= Selected excerpt =
Re: [DISCUSS] FLIP-14: Loops API and Termination

Posted by Fouad ALi <fo...@gmail.com>.

Hi Shi,

It seems that you are referring to the centralized algorithm which is no longer the proposed version.
In the decentralized version (check last doc) there is no master node or global coordination involved.

Let us keep this discussion to the decentralized one if possible.

To answer your points on the previous approach, there is a catch in your trace at t7. Here is what is happening :
 - Head,as well as RS, will receive  a 'BroadcastStatusUpdate' from runtime (see 2.1 in the steps). 
 - RS and Heads will broadcast StatusUpdate  event and will not notify its status. 
 - When StatusUpdate event gets back to the head it will notify its WORKING  status.

Hope that answers your concern.

Best,
Fouad

> On Nov 11, 2016, at 6:21 AM, SHI Xiaogang <sh...@gmail.com> wrote:
> 
> Hi Paris
> 
> I have several concerns about the correctness of the termination protocol.
> I think the termination protocol put an end to the computation even when
> the computation has not converged.
> 
> Suppose there exists a loop context constructed by a OP operator, a Head
> operator and a Tail operator (illustrated in Figure 2 in the first draft).
> The stream only contains one record. OP will pass the record to its
> downstream operators 10 times. In other words, the loop should iterate 10
> times.

= Dataset entries =
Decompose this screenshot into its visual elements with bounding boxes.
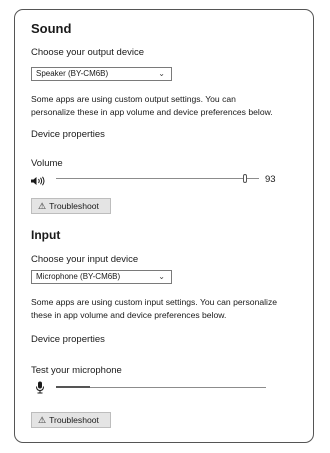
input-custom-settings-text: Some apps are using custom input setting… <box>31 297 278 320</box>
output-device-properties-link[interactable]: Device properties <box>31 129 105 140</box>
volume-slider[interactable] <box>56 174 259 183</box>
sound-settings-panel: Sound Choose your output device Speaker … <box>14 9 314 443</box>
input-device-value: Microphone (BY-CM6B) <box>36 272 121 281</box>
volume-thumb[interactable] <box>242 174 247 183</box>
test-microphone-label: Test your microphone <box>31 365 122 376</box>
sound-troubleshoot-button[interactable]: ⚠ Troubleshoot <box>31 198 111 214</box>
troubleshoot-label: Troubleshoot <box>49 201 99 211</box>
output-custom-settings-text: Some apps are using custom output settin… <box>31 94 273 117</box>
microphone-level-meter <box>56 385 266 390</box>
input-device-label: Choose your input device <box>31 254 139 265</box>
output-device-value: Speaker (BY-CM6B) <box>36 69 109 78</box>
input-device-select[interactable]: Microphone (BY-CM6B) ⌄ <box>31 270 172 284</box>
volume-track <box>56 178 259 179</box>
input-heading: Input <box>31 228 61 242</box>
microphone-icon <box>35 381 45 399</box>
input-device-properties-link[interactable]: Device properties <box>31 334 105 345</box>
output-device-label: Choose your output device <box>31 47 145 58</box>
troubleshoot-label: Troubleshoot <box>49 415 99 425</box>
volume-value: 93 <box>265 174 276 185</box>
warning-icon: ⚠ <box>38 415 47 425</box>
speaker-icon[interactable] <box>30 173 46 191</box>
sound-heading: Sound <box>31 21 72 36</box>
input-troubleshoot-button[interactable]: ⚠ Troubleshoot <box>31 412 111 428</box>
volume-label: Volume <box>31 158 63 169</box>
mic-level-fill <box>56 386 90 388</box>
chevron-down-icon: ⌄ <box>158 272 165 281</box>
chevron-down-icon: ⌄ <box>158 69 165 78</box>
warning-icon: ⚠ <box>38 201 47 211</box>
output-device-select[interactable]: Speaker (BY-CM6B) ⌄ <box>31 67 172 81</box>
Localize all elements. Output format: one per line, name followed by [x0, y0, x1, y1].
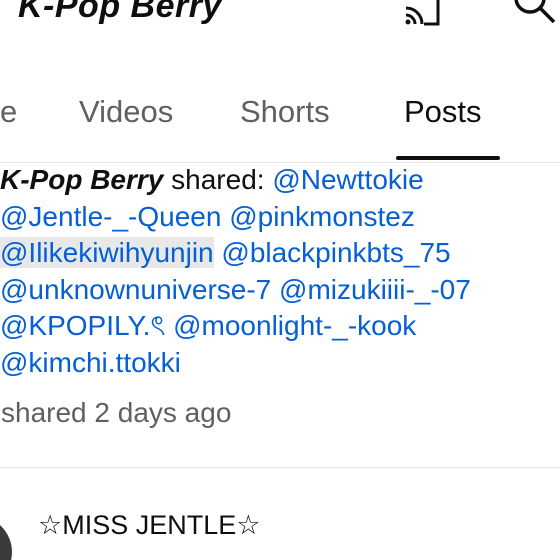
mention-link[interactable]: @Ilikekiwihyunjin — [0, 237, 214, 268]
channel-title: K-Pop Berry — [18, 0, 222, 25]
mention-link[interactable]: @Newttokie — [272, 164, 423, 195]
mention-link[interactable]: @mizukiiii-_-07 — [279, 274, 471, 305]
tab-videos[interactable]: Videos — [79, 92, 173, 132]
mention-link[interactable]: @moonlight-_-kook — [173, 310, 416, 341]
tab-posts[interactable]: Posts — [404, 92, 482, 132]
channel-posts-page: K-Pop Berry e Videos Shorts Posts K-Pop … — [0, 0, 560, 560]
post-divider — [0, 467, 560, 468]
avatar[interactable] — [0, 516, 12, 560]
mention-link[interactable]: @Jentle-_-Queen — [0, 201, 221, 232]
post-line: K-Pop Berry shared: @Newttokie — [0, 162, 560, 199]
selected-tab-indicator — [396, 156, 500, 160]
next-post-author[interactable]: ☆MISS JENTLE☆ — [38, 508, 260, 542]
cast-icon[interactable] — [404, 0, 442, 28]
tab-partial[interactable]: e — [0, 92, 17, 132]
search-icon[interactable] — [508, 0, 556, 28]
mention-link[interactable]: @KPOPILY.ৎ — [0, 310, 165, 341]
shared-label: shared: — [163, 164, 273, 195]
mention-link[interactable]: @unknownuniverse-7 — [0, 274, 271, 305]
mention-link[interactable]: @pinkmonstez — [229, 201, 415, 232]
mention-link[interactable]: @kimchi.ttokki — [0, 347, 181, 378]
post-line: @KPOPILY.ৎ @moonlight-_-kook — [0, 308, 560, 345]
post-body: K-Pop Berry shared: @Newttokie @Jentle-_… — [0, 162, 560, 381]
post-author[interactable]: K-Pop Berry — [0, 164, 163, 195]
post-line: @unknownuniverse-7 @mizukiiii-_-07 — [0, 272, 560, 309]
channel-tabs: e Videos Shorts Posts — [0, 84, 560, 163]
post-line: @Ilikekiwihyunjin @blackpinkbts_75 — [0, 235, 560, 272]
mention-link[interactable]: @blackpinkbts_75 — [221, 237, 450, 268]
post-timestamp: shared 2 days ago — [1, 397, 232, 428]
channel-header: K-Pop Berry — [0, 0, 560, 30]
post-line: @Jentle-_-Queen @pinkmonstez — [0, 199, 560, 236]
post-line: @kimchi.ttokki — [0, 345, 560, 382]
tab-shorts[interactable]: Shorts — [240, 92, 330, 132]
--
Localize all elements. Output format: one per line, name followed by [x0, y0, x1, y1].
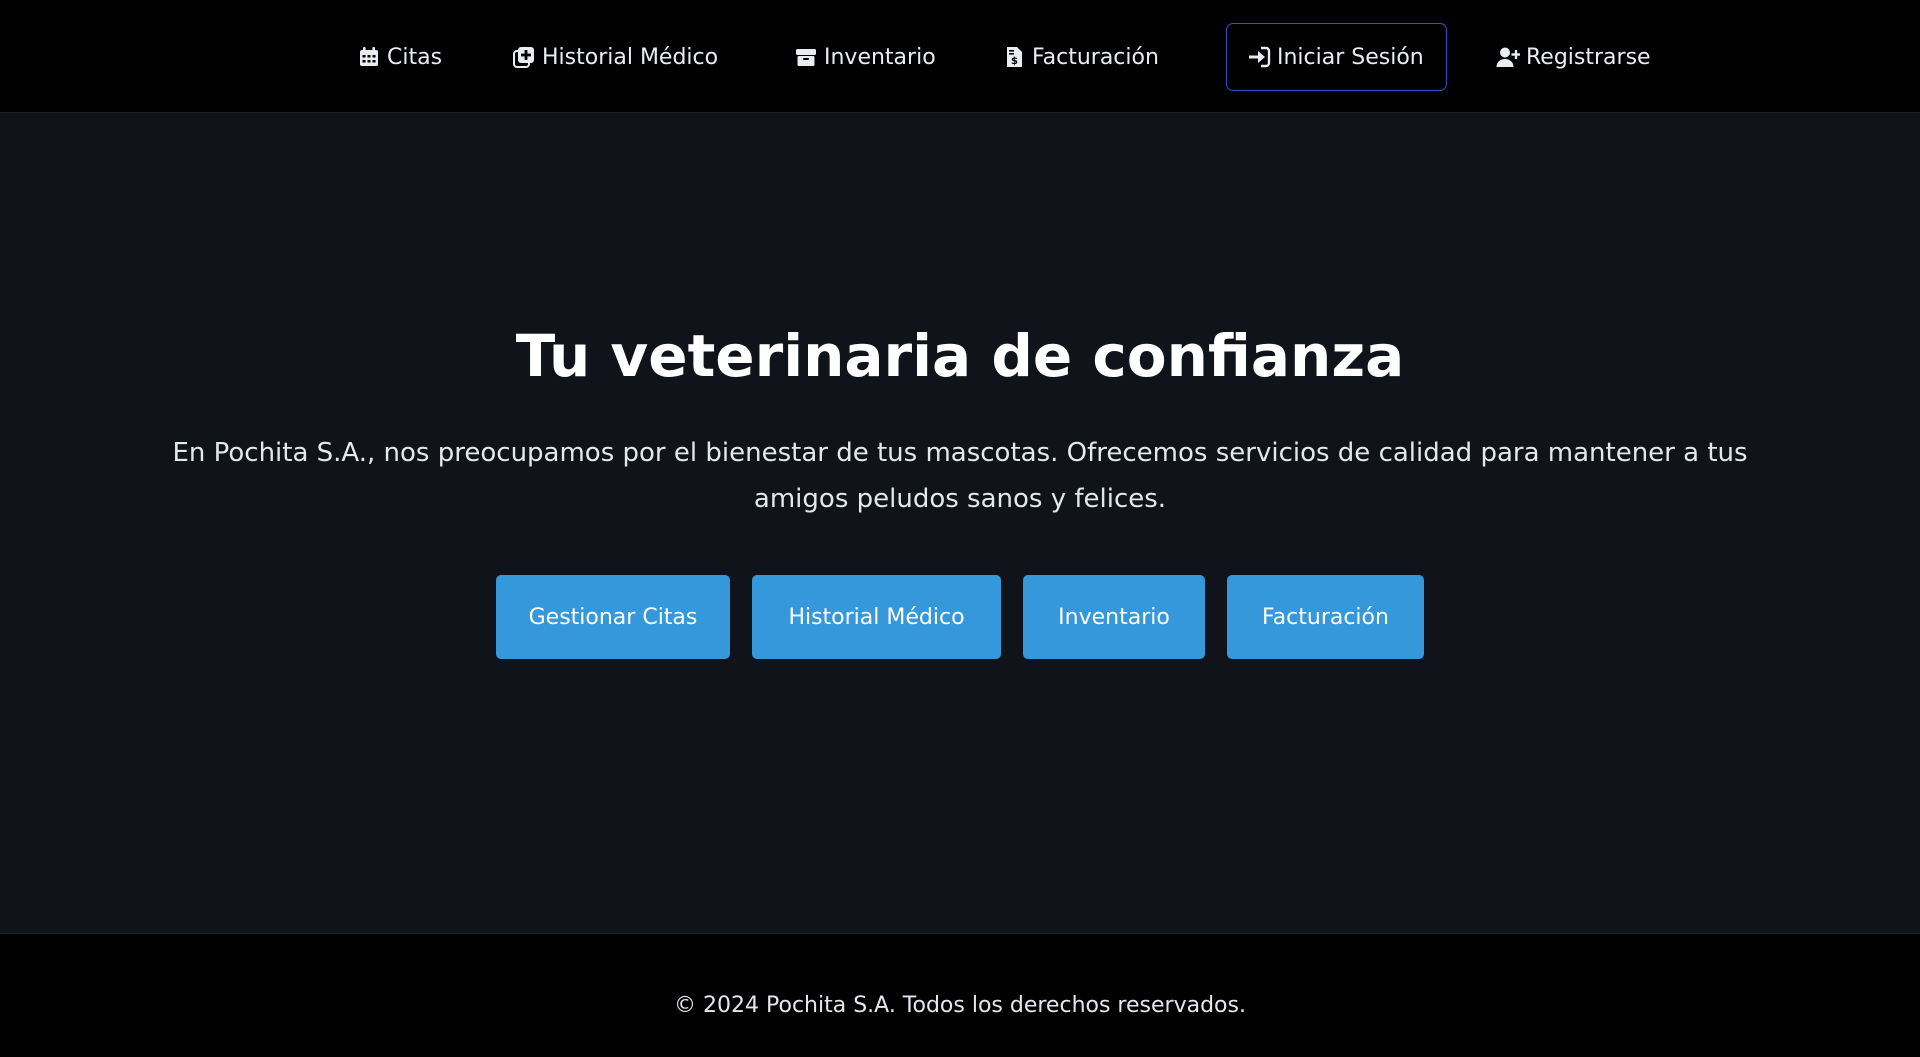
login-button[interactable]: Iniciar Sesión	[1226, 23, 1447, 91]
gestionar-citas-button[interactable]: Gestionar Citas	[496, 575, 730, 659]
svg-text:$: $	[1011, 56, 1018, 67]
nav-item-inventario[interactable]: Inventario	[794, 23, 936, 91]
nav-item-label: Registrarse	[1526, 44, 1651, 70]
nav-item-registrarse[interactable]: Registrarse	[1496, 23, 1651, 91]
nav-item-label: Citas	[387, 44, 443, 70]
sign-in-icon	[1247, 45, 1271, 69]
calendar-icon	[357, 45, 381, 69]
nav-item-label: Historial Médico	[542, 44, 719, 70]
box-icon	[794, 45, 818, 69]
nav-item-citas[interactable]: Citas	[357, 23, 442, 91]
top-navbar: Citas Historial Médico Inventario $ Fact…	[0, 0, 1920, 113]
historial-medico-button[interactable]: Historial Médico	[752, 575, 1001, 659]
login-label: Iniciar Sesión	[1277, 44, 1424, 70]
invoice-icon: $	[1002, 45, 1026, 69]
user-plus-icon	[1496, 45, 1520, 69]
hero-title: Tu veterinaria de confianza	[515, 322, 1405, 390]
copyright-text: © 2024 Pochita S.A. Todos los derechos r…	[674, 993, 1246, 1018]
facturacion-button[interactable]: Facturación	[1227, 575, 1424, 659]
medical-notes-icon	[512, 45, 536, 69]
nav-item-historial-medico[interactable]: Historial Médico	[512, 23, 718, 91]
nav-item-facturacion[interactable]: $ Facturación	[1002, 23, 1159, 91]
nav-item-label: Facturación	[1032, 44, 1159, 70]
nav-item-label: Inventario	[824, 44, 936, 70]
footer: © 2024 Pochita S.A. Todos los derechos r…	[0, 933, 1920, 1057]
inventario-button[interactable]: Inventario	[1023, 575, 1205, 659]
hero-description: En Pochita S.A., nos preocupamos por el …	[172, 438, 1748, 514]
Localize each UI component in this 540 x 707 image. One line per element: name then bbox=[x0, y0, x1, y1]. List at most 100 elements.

= What to do =
a) Using the FLIP-14 loop termination thread, say whether each statement agrees with it, answering yes or no and quoting the deciding words: (i) The decentralized version relies on a master node. (ii) The stream in SHI Xiaogang's example contains a single record. (iii) SHI Xiaogang's message opens by greeting Fouad.
b) Name every operator that the FLIP-14 loop termination thread says makes up the loop context in SHI Xiaogang's example.
c) Go on with SHI Xiaogang's message in the FLIP-14 loop termination thread, starting after its last sentence.
The listing can be left aside.

= Task-by-task results =
a)
(i) No: "there is no master node or global coordination involved."
(ii) Yes: "The stream only contains one record."
(iii) No: "Hi Paris"

b) OP, Head, Tail

c)
> 
> If I understood the protocol correctly, the following event sequence may
> happen in the computation:
> t1:  RS emits Record to OP. Since RS has reached the "end-of-stream", the
> system enters into Speculative Phase.
> t2:  OP receives Record and emits it to TAIL.
> t3:  HEAD receives the UpdateStatus event, and notifies with an IDLE state.
> t4. OP receives the UpdateStatus event from HEAD, and notifies with an
> WORKING state.
> t5. TAIL receives Record and emits it to HEAD.
> t6. TAIL receives the UpdateStatus event from OP, and notifies with an
> WORKING state.
> t7. The system starts a new attempt. HEAD receives the UpdateStatus event
> and notifies with an IDLE state.  (Record is still in transition.)
> t8. OP receives the UpdateStatus event from HEAD and notifies with an IDLE
> state.
> t9. TAIL receives the UpdateStatus event from OP and notifies with an IDLE
> state.
> t10. HEAD receives Record from TAIL and emits it to OP.
> t11. System puts an end to the computation.
> 
> Though the computation is expected to iterate 10 times, it ends earlier.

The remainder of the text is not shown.